* **Written instruction**
Count the lines in the entries that contain the string "power", treating uppercase and lowercase as different. Give only the number.

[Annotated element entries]
▼
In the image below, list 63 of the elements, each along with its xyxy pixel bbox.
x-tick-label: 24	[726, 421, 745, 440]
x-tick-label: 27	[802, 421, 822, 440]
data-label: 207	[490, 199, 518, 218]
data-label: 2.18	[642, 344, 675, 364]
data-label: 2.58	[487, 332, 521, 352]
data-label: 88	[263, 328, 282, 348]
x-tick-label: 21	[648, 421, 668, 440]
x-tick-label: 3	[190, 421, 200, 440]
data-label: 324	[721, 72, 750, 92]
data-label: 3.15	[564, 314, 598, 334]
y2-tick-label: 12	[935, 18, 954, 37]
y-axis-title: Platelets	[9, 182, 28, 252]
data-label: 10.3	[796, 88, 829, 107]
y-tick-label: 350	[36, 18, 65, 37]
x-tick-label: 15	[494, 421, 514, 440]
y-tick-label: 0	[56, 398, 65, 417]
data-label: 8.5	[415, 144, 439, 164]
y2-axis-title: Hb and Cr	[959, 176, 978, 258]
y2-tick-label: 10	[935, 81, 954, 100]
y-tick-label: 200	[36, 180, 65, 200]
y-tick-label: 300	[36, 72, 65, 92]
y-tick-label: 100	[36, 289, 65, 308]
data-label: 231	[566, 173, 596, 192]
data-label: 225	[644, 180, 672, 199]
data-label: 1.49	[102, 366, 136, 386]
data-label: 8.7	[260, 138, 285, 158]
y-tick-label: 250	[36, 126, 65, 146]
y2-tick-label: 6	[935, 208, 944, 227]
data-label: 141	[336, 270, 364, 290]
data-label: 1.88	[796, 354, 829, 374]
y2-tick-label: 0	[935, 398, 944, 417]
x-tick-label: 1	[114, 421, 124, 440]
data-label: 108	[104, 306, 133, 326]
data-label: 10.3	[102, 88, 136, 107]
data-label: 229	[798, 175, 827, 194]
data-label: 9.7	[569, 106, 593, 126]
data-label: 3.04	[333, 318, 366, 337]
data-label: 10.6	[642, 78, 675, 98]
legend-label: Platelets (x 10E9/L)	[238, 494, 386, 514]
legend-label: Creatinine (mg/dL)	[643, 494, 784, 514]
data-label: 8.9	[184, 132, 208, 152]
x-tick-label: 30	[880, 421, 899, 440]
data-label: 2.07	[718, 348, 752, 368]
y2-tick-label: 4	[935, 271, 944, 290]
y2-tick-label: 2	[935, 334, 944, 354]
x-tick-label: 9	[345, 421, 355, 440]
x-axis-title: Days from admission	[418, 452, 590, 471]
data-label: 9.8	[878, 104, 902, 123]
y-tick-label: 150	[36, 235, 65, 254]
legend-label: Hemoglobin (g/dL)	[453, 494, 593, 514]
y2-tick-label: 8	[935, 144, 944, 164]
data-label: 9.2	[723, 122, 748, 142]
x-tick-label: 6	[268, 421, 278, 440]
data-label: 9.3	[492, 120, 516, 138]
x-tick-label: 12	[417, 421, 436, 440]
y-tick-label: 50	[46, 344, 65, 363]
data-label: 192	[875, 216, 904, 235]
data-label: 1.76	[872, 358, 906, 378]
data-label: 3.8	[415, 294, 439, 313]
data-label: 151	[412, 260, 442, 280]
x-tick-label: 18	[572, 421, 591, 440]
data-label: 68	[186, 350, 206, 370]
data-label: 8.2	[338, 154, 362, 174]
▲
▼
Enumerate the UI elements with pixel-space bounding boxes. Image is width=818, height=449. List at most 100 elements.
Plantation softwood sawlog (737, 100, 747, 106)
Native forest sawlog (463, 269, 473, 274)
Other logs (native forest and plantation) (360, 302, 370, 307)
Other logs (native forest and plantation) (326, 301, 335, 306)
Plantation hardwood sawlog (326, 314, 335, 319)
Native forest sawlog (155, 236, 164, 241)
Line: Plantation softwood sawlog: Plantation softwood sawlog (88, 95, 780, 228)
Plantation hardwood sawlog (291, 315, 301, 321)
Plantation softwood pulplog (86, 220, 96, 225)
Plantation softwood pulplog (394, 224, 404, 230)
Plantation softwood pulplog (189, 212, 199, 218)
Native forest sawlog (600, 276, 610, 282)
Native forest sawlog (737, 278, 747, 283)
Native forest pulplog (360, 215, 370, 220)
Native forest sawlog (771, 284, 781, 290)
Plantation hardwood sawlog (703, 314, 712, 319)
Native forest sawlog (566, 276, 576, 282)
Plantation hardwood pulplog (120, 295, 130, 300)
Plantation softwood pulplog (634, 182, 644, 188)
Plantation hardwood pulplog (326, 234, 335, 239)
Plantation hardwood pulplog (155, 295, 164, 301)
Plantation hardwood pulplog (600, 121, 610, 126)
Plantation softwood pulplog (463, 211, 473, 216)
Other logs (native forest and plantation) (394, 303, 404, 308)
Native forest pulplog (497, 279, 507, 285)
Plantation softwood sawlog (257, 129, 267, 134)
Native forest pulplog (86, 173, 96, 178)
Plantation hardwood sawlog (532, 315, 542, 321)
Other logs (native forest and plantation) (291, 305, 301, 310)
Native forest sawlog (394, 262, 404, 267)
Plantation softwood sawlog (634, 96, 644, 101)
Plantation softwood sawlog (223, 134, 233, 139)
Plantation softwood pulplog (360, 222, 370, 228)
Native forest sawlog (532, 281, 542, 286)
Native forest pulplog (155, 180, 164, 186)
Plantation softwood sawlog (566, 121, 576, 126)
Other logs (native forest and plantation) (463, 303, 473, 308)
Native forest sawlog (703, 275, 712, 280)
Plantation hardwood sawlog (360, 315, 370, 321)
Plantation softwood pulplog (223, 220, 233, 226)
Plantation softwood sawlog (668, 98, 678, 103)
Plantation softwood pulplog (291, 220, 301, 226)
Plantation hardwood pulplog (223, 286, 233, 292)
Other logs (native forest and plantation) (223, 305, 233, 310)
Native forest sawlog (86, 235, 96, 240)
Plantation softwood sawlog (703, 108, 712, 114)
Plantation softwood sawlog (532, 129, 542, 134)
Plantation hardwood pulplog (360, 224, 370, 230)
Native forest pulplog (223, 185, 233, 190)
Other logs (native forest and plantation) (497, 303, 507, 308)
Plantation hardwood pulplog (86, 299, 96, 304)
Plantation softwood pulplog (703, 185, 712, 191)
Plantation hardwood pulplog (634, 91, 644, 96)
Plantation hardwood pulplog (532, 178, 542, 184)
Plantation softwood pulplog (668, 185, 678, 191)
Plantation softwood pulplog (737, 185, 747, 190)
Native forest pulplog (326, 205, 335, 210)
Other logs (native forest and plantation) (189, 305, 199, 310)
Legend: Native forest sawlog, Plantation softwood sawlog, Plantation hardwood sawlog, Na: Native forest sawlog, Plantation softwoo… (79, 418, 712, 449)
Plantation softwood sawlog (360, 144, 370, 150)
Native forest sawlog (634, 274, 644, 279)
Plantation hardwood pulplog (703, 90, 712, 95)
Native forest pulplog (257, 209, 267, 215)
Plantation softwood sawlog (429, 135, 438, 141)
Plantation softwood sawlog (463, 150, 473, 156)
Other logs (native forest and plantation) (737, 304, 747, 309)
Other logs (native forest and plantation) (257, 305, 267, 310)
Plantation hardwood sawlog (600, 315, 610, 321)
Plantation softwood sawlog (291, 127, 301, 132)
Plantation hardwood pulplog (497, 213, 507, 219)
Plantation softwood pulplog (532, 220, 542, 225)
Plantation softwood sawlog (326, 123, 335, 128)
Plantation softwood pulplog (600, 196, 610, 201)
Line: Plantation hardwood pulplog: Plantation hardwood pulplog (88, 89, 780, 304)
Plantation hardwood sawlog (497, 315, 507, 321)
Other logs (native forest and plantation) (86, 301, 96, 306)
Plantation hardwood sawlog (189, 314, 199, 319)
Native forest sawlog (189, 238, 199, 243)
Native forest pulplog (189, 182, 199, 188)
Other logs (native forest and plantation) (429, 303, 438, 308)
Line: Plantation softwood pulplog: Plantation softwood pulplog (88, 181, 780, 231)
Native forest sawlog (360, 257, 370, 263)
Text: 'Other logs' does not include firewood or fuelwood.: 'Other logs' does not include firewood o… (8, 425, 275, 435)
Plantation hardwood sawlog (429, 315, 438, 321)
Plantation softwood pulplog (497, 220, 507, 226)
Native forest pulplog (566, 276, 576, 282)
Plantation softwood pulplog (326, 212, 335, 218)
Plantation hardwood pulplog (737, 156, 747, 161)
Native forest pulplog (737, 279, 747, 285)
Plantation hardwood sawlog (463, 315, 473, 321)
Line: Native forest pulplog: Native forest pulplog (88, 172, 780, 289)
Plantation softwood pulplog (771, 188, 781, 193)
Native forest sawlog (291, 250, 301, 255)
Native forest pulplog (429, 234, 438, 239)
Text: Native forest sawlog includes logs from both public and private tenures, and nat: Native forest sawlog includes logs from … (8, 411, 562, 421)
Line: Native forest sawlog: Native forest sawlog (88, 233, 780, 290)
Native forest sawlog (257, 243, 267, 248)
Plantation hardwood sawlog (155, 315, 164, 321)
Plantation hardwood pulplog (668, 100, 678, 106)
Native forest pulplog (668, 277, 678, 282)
▲
▼
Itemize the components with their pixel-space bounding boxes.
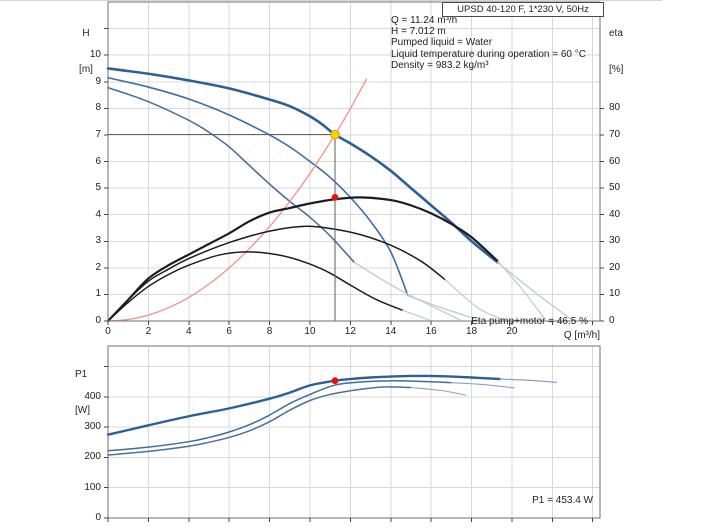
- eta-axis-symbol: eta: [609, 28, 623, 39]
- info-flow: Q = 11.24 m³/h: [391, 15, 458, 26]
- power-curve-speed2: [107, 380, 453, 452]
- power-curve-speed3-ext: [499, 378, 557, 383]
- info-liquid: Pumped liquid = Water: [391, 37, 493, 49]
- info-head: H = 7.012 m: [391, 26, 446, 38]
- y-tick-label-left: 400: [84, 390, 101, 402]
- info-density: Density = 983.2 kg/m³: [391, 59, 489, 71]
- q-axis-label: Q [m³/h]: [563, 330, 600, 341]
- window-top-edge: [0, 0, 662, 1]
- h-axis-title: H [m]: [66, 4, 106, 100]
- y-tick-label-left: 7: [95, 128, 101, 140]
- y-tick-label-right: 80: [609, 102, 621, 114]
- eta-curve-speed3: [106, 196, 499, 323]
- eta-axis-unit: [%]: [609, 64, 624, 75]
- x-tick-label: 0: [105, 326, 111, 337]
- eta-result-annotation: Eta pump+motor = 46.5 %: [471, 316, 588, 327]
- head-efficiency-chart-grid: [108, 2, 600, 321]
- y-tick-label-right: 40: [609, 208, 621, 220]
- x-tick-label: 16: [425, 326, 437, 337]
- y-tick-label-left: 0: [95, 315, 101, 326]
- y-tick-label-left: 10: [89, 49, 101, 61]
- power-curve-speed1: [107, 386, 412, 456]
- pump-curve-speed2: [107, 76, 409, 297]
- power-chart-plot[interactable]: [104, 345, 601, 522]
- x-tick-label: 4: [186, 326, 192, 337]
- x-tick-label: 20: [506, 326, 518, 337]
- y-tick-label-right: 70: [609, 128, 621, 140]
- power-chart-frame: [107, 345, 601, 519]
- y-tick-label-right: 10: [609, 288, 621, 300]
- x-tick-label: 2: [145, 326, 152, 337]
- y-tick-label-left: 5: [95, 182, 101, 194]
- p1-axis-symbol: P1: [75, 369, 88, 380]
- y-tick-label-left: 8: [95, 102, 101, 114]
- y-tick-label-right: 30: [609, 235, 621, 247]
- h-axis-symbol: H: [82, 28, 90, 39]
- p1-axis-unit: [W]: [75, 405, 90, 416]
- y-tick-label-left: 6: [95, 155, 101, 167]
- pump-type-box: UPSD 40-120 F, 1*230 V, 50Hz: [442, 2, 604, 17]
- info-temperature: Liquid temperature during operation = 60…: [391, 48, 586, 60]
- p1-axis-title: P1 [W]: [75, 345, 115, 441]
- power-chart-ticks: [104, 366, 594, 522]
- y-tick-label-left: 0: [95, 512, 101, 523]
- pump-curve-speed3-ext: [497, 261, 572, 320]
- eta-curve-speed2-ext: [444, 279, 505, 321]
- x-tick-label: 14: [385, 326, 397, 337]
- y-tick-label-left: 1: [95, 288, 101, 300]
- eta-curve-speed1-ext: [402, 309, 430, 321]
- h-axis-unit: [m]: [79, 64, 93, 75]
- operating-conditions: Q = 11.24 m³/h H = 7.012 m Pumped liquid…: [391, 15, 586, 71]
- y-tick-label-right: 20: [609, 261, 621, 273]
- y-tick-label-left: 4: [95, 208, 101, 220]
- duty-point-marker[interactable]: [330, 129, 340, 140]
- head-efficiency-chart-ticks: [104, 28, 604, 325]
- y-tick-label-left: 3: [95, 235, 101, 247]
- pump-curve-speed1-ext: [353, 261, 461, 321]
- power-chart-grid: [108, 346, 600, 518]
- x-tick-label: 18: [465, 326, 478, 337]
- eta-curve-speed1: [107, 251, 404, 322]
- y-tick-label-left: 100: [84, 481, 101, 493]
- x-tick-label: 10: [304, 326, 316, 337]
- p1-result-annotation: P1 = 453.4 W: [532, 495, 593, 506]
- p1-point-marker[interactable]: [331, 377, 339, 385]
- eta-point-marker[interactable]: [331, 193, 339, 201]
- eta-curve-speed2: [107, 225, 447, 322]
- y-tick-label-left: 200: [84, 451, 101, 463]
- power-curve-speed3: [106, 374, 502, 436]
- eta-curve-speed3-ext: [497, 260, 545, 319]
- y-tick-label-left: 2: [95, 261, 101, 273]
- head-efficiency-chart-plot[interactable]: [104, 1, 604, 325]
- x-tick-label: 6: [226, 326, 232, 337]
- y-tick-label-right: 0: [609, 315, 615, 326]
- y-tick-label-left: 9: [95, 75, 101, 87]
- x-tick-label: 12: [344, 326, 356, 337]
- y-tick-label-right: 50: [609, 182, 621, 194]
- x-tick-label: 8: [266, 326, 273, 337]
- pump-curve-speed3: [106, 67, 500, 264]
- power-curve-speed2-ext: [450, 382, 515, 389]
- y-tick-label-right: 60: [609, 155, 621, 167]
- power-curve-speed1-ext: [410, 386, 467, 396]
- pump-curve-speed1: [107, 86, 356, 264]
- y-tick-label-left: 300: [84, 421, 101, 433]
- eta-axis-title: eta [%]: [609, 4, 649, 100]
▲
* **Result of this task**
10